Word for word, copy all the data and drop the pictures.

# start of RECORDS SHOWN

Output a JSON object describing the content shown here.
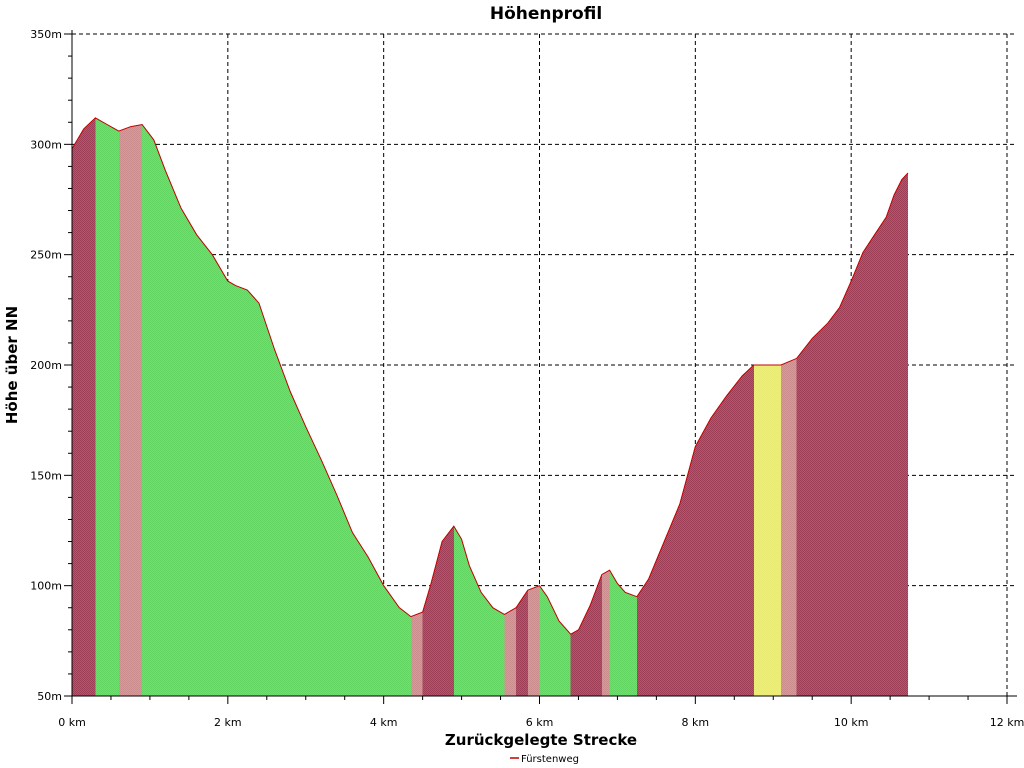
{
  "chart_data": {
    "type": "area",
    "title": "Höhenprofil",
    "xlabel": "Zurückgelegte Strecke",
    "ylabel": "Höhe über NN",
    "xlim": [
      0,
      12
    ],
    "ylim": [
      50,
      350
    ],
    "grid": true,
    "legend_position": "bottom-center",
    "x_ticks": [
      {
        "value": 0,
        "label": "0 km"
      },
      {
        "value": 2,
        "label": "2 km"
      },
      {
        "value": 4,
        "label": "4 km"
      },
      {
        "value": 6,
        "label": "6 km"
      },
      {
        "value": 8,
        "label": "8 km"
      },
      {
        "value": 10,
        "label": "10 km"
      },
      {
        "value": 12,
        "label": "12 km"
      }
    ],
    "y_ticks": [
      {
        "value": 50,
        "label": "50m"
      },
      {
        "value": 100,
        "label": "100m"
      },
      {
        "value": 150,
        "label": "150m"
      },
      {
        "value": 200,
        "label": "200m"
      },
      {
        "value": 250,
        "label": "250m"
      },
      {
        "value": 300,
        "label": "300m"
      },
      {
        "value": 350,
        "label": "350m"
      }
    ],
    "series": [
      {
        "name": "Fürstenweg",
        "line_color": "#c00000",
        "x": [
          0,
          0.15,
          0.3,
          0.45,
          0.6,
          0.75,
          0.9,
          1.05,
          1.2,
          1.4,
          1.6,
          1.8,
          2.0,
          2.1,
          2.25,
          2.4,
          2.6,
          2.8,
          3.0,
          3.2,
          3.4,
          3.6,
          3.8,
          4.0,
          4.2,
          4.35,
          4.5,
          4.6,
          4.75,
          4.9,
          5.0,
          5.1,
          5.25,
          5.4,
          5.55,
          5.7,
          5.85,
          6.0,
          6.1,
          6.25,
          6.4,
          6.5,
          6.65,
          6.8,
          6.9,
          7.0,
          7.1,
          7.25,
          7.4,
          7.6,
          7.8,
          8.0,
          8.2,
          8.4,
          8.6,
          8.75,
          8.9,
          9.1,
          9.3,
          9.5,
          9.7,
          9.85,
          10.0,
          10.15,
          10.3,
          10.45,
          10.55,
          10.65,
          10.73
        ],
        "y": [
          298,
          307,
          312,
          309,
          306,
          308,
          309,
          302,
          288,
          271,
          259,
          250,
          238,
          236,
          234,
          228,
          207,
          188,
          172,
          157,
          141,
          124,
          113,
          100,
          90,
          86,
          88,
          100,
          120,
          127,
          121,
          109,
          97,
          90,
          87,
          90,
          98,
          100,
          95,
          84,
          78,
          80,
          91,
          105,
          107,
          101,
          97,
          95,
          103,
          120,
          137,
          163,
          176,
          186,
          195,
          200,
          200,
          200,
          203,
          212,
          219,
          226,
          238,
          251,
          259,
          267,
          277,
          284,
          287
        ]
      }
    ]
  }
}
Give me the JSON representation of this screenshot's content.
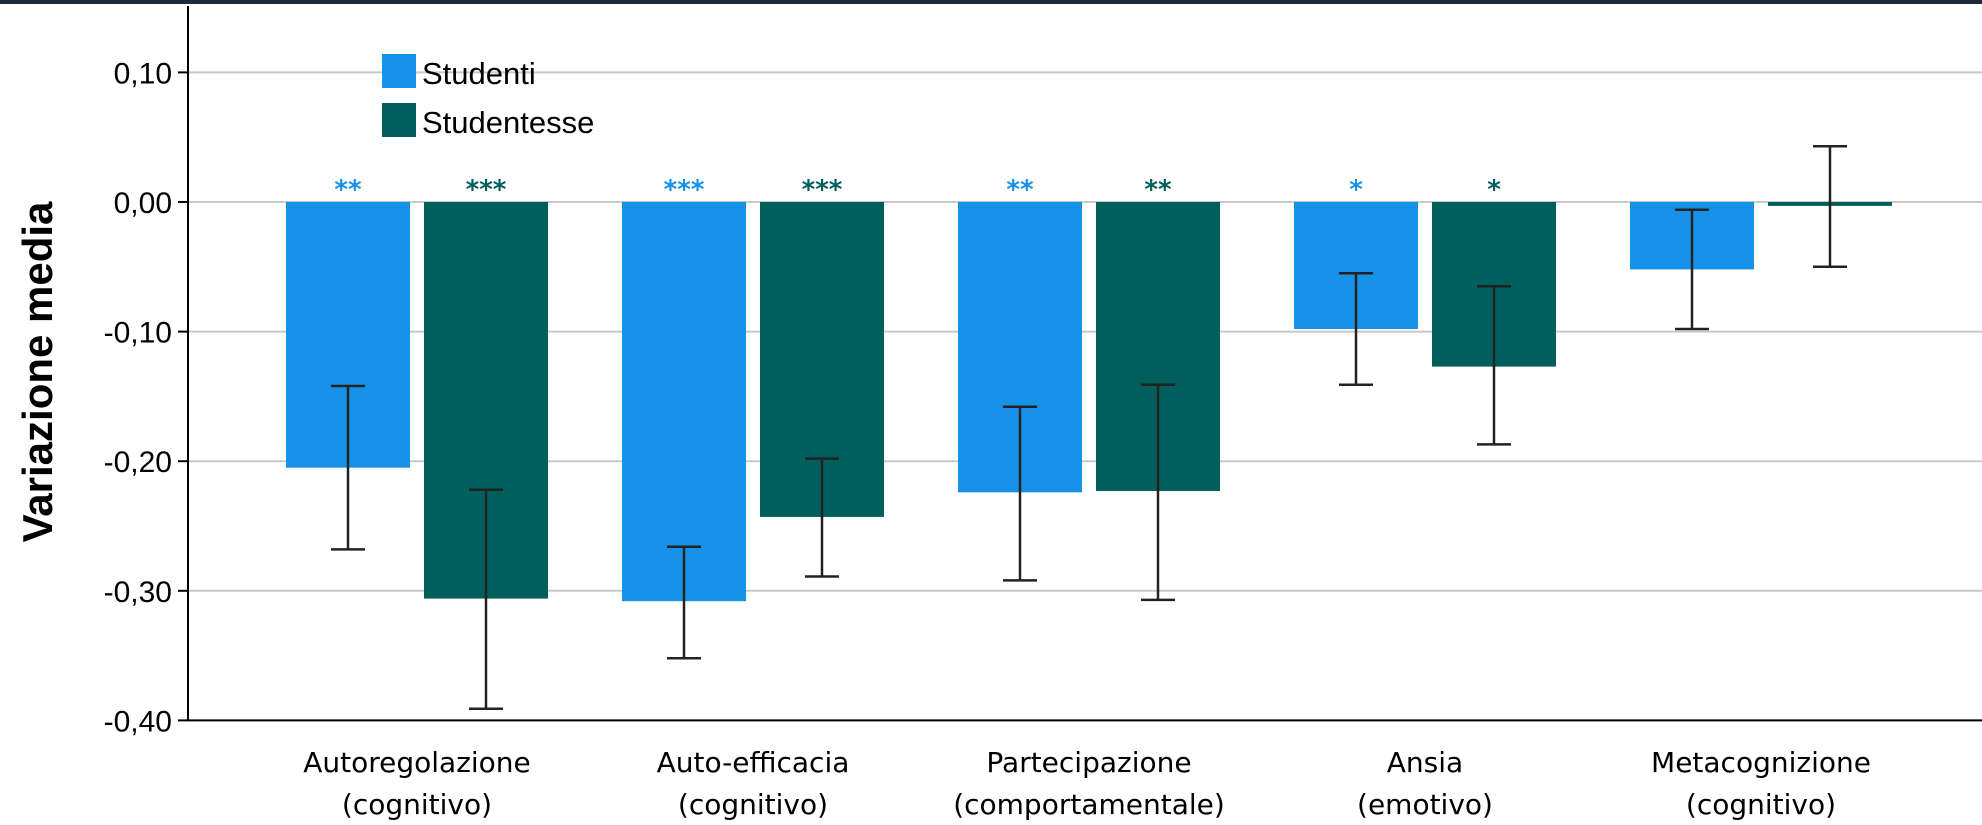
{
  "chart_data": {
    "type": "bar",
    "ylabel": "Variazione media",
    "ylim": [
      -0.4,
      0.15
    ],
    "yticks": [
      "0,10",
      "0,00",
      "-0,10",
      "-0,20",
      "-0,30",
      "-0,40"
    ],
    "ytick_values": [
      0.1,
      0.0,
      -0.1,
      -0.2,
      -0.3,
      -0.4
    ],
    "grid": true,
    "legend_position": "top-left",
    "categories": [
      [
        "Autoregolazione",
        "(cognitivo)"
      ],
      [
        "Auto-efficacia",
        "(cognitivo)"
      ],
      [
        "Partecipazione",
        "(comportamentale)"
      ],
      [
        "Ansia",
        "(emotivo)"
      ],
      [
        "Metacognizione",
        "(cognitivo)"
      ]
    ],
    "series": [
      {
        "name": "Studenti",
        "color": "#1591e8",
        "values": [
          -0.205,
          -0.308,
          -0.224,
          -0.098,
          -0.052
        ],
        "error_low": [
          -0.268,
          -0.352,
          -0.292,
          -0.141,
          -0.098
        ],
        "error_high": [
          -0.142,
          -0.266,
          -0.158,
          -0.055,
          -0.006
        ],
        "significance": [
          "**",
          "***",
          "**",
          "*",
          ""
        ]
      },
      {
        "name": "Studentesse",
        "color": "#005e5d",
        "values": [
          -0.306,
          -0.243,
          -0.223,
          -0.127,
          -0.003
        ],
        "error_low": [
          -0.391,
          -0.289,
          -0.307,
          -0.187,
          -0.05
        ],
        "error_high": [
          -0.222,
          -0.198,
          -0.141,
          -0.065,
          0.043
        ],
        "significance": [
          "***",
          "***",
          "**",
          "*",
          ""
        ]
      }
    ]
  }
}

# end of RECORDS SHOWN

▶ _ANSWER BELOW_
Output a JSON object describing the content shown here.
{
  "chart_data": {
    "type": "area",
    "title": "Höhenprofil",
    "xlabel": "Zurückgelegte Strecke",
    "ylabel": "Höhe über NN",
    "xlim": [
      0,
      12
    ],
    "ylim": [
      50,
      350
    ],
    "grid": true,
    "legend_position": "bottom-center",
    "x_ticks": [
      {
        "value": 0,
        "label": "0 km"
      },
      {
        "value": 2,
        "label": "2 km"
      },
      {
        "value": 4,
        "label": "4 km"
      },
      {
        "value": 6,
        "label": "6 km"
      },
      {
        "value": 8,
        "label": "8 km"
      },
      {
        "value": 10,
        "label": "10 km"
      },
      {
        "value": 12,
        "label": "12 km"
      }
    ],
    "y_ticks": [
      {
        "value": 50,
        "label": "50m"
      },
      {
        "value": 100,
        "label": "100m"
      },
      {
        "value": 150,
        "label": "150m"
      },
      {
        "value": 200,
        "label": "200m"
      },
      {
        "value": 250,
        "label": "250m"
      },
      {
        "value": 300,
        "label": "300m"
      },
      {
        "value": 350,
        "label": "350m"
      }
    ],
    "series": [
      {
        "name": "Fürstenweg",
        "line_color": "#c00000",
        "x": [
          0,
          0.15,
          0.3,
          0.45,
          0.6,
          0.75,
          0.9,
          1.05,
          1.2,
          1.4,
          1.6,
          1.8,
          2.0,
          2.1,
          2.25,
          2.4,
          2.6,
          2.8,
          3.0,
          3.2,
          3.4,
          3.6,
          3.8,
          4.0,
          4.2,
          4.35,
          4.5,
          4.6,
          4.75,
          4.9,
          5.0,
          5.1,
          5.25,
          5.4,
          5.55,
          5.7,
          5.85,
          6.0,
          6.1,
          6.25,
          6.4,
          6.5,
          6.65,
          6.8,
          6.9,
          7.0,
          7.1,
          7.25,
          7.4,
          7.6,
          7.8,
          8.0,
          8.2,
          8.4,
          8.6,
          8.75,
          8.9,
          9.1,
          9.3,
          9.5,
          9.7,
          9.85,
          10.0,
          10.15,
          10.3,
          10.45,
          10.55,
          10.65,
          10.73
        ],
        "y": [
          298,
          307,
          312,
          309,
          306,
          308,
          309,
          302,
          288,
          271,
          259,
          250,
          238,
          236,
          234,
          228,
          207,
          188,
          172,
          157,
          141,
          124,
          113,
          100,
          90,
          86,
          88,
          100,
          120,
          127,
          121,
          109,
          97,
          90,
          87,
          90,
          98,
          100,
          95,
          84,
          78,
          80,
          91,
          105,
          107,
          101,
          97,
          95,
          103,
          120,
          137,
          163,
          176,
          186,
          195,
          200,
          200,
          200,
          203,
          212,
          219,
          226,
          238,
          251,
          259,
          267,
          277,
          284,
          287
        ]
      }
    ]
  }
}
Give me the JSON representation of this screenshot's content.
{
  "chart_data": {
    "type": "bar",
    "ylabel": "Variazione media",
    "ylim": [
      -0.4,
      0.15
    ],
    "yticks": [
      "0,10",
      "0,00",
      "-0,10",
      "-0,20",
      "-0,30",
      "-0,40"
    ],
    "ytick_values": [
      0.1,
      0.0,
      -0.1,
      -0.2,
      -0.3,
      -0.4
    ],
    "grid": true,
    "legend_position": "top-left",
    "categories": [
      [
        "Autoregolazione",
        "(cognitivo)"
      ],
      [
        "Auto-efficacia",
        "(cognitivo)"
      ],
      [
        "Partecipazione",
        "(comportamentale)"
      ],
      [
        "Ansia",
        "(emotivo)"
      ],
      [
        "Metacognizione",
        "(cognitivo)"
      ]
    ],
    "series": [
      {
        "name": "Studenti",
        "color": "#1591e8",
        "values": [
          -0.205,
          -0.308,
          -0.224,
          -0.098,
          -0.052
        ],
        "error_low": [
          -0.268,
          -0.352,
          -0.292,
          -0.141,
          -0.098
        ],
        "error_high": [
          -0.142,
          -0.266,
          -0.158,
          -0.055,
          -0.006
        ],
        "significance": [
          "**",
          "***",
          "**",
          "*",
          ""
        ]
      },
      {
        "name": "Studentesse",
        "color": "#005e5d",
        "values": [
          -0.306,
          -0.243,
          -0.223,
          -0.127,
          -0.003
        ],
        "error_low": [
          -0.391,
          -0.289,
          -0.307,
          -0.187,
          -0.05
        ],
        "error_high": [
          -0.222,
          -0.198,
          -0.141,
          -0.065,
          0.043
        ],
        "significance": [
          "***",
          "***",
          "**",
          "*",
          ""
        ]
      }
    ]
  }
}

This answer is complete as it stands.